• _Goal_: Copy each line with the word "确认当期取得的服务成本" in it.

• _Rows_:
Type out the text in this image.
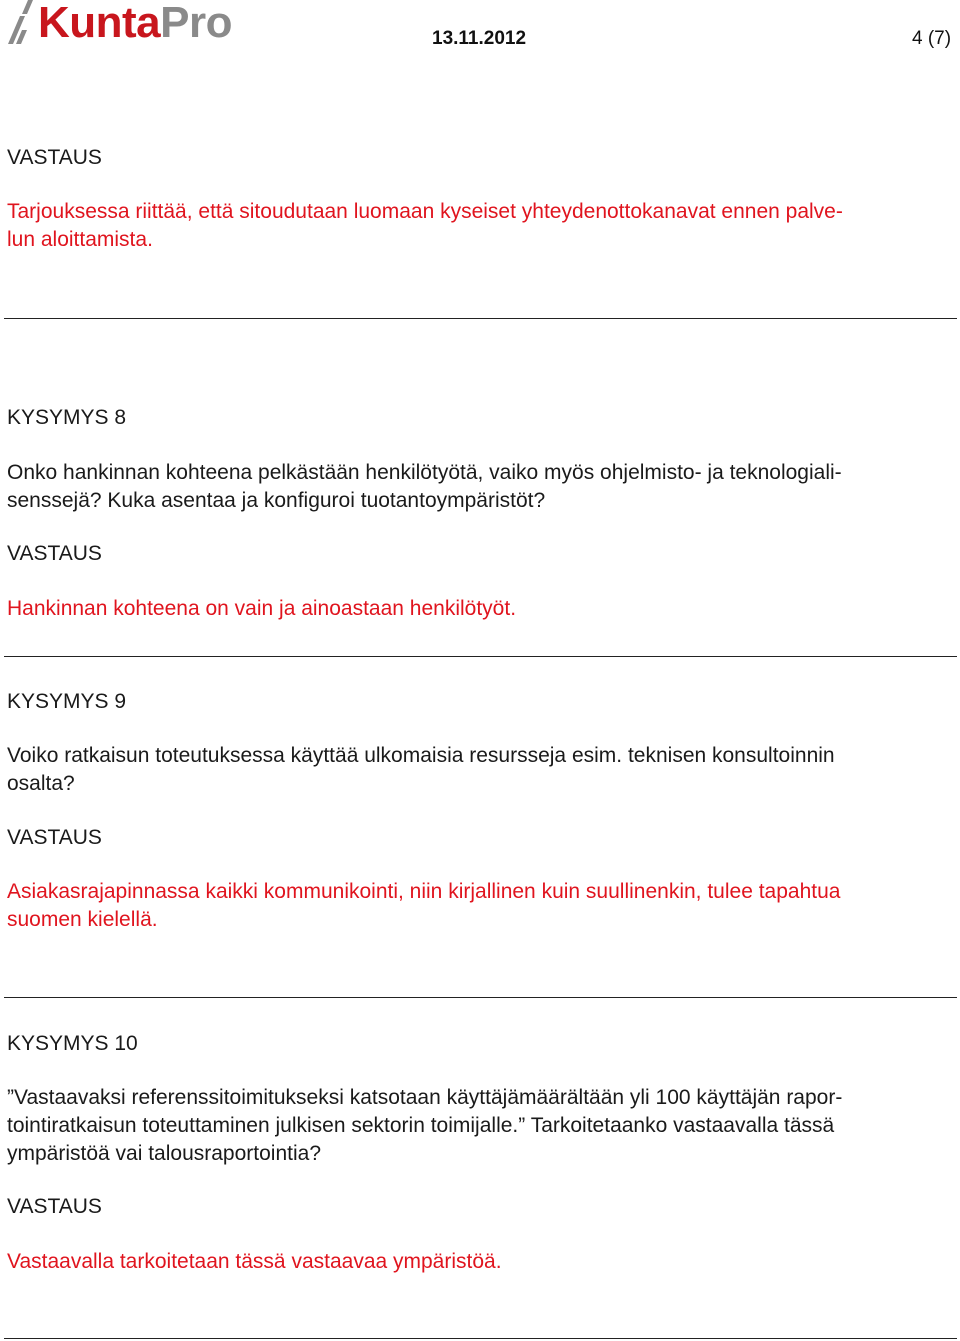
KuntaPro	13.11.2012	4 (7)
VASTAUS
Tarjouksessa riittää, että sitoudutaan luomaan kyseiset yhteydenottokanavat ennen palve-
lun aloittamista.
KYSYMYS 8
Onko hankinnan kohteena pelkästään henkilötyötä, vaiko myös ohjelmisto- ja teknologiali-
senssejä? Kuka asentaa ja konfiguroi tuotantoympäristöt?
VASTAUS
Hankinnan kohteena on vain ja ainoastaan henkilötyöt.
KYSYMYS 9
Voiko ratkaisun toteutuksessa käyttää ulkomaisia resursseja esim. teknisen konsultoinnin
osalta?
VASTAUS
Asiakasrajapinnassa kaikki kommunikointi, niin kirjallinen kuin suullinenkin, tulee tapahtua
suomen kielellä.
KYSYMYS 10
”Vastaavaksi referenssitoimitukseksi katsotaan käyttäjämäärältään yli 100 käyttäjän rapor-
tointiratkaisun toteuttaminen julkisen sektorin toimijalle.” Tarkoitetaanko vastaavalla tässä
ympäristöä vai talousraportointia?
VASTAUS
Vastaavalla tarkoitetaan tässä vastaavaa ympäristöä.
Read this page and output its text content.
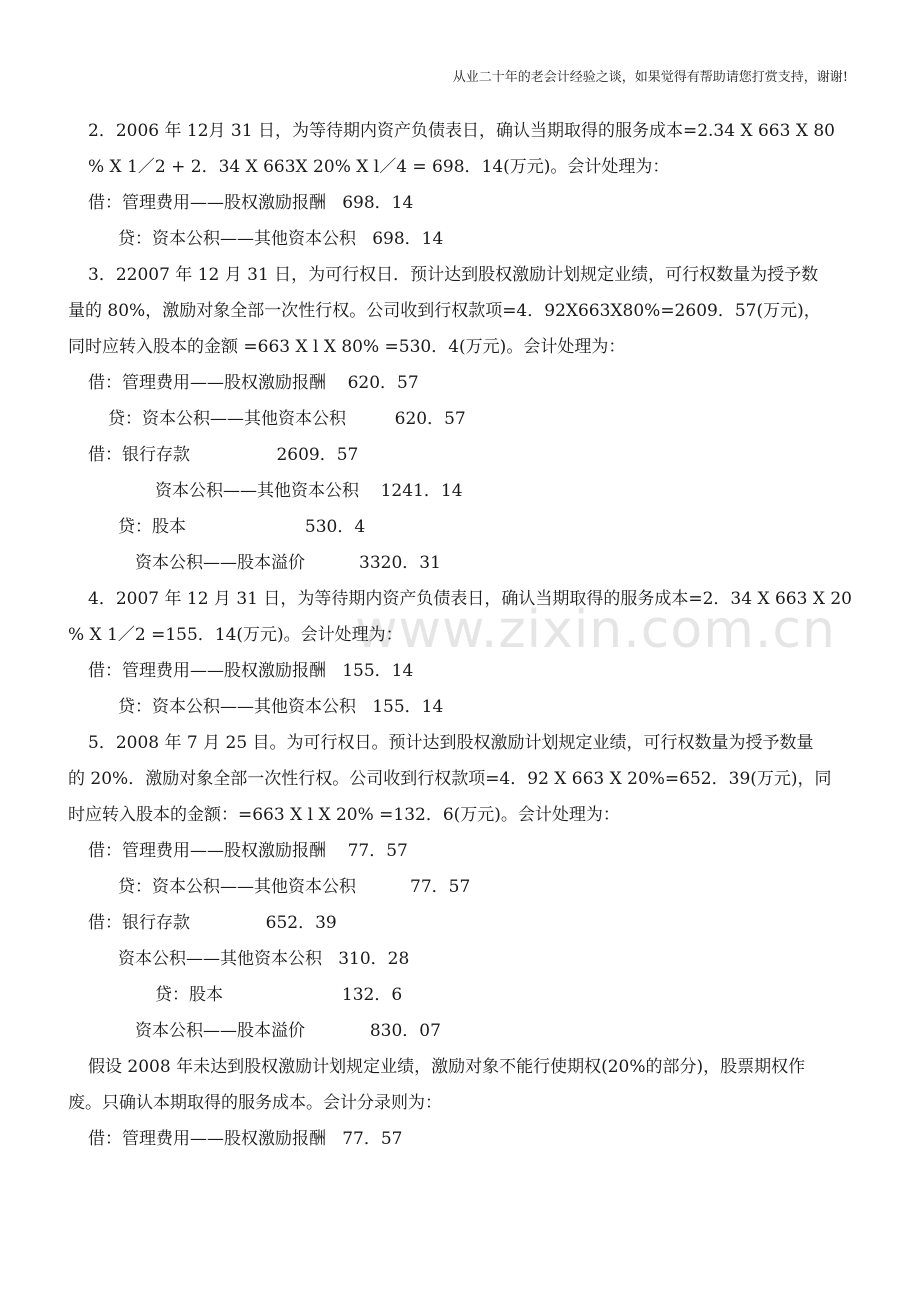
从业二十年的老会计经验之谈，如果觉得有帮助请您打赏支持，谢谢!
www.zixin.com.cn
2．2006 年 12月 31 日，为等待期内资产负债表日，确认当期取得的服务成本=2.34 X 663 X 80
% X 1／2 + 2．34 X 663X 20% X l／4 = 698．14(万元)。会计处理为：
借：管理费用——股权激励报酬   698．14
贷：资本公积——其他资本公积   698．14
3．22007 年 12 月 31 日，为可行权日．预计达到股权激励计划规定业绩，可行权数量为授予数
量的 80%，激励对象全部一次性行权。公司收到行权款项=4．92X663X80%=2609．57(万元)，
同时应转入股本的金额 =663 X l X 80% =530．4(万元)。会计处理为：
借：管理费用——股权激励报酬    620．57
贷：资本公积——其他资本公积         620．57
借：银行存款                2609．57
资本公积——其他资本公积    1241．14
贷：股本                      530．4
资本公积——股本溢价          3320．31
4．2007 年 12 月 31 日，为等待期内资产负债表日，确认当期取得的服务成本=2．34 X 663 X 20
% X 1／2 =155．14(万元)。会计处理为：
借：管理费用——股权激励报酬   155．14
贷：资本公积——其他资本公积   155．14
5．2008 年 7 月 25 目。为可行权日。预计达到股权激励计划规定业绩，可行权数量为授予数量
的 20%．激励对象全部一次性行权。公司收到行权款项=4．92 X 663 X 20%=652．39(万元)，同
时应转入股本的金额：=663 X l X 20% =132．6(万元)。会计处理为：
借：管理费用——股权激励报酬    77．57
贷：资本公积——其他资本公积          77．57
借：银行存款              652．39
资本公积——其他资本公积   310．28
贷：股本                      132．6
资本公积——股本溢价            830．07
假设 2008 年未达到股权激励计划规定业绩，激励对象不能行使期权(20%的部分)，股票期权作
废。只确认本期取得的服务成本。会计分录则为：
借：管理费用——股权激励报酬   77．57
* * *
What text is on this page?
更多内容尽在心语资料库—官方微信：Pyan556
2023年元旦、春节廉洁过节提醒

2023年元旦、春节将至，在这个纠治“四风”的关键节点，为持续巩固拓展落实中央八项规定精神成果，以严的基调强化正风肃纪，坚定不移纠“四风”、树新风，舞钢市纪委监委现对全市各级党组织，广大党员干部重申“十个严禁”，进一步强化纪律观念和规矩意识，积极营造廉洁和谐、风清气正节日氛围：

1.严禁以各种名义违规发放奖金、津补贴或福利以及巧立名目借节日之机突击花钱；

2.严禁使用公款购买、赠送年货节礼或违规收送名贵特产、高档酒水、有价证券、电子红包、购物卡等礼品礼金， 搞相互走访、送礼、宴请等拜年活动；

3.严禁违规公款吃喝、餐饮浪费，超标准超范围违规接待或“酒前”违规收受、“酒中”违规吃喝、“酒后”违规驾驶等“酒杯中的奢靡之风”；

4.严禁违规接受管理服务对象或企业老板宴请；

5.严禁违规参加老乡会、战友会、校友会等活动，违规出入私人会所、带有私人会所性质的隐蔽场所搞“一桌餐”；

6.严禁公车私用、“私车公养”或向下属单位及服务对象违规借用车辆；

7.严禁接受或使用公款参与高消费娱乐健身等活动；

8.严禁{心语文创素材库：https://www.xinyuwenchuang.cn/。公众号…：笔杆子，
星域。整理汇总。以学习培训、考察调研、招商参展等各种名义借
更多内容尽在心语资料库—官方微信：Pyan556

• _Task result_:
2．2006 年 12月 31 日，为等待期内资产负债表日，确认当期取得的服务成本=2.34 X 663 X 80
4．2007 年 12 月 31 日，为等待期内资产负债表日，确认当期取得的服务成本=2．34 X 663 X 20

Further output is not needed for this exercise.